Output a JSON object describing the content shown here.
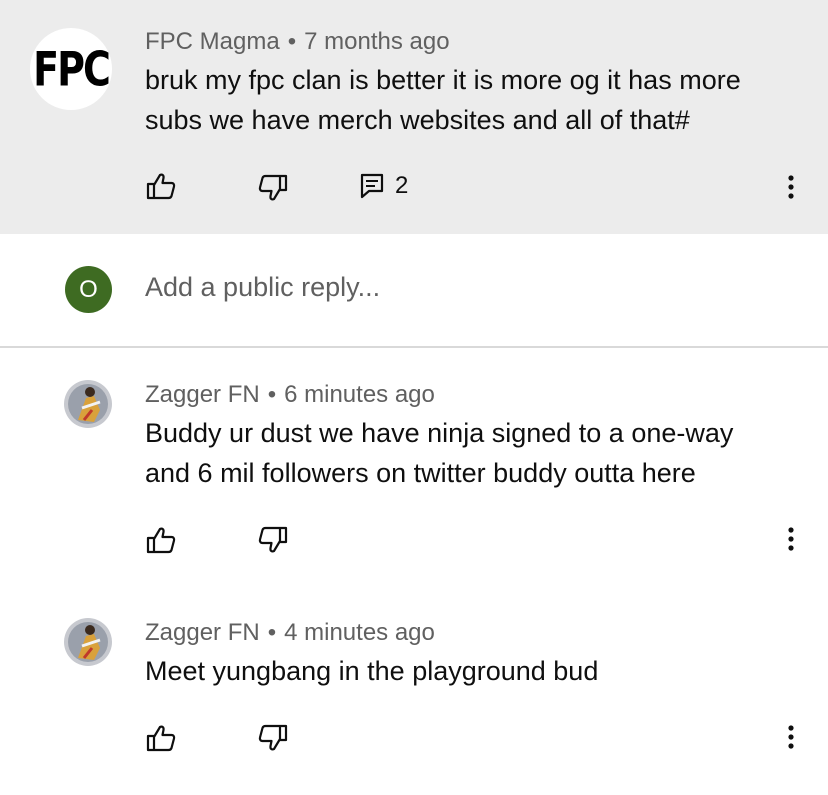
{
  "comment": {
    "avatar_text": "FPC",
    "author": "FPC Magma",
    "time": "7 months ago",
    "text": "bruk my fpc clan is better it is more og it has more subs we have merch websites and all of that#",
    "reply_count": "2"
  },
  "reply_box": {
    "avatar_letter": "O",
    "placeholder": "Add a public reply..."
  },
  "replies": [
    {
      "author": "Zagger FN",
      "time": "6 minutes ago",
      "text": "Buddy ur dust we have ninja signed to a one-way and 6 mil followers on twitter buddy outta here"
    },
    {
      "author": "Zagger FN",
      "time": "4 minutes ago",
      "text": "Meet yungbang in the playground bud"
    }
  ],
  "separator": "•",
  "colors": {
    "highlight_bg": "#ececec",
    "user_avatar_bg": "#3e6b22",
    "secondary_text": "#606060"
  }
}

WHAT IS EXPECTED:
Exclude the images and reproduce the remaining data exactly.

WORKED ANSWER:
Output a JSON object describing the content shown here.
{
  "comment": {
    "avatar_text": "FPC",
    "author": "FPC Magma",
    "time": "7 months ago",
    "text": "bruk my fpc clan is better it is more og it has more subs we have merch websites and all of that#",
    "reply_count": "2"
  },
  "reply_box": {
    "avatar_letter": "O",
    "placeholder": "Add a public reply..."
  },
  "replies": [
    {
      "author": "Zagger FN",
      "time": "6 minutes ago",
      "text": "Buddy ur dust we have ninja signed to a one-way and 6 mil followers on twitter buddy outta here"
    },
    {
      "author": "Zagger FN",
      "time": "4 minutes ago",
      "text": "Meet yungbang in the playground bud"
    }
  ],
  "separator": "•",
  "colors": {
    "highlight_bg": "#ececec",
    "user_avatar_bg": "#3e6b22",
    "secondary_text": "#606060"
  }
}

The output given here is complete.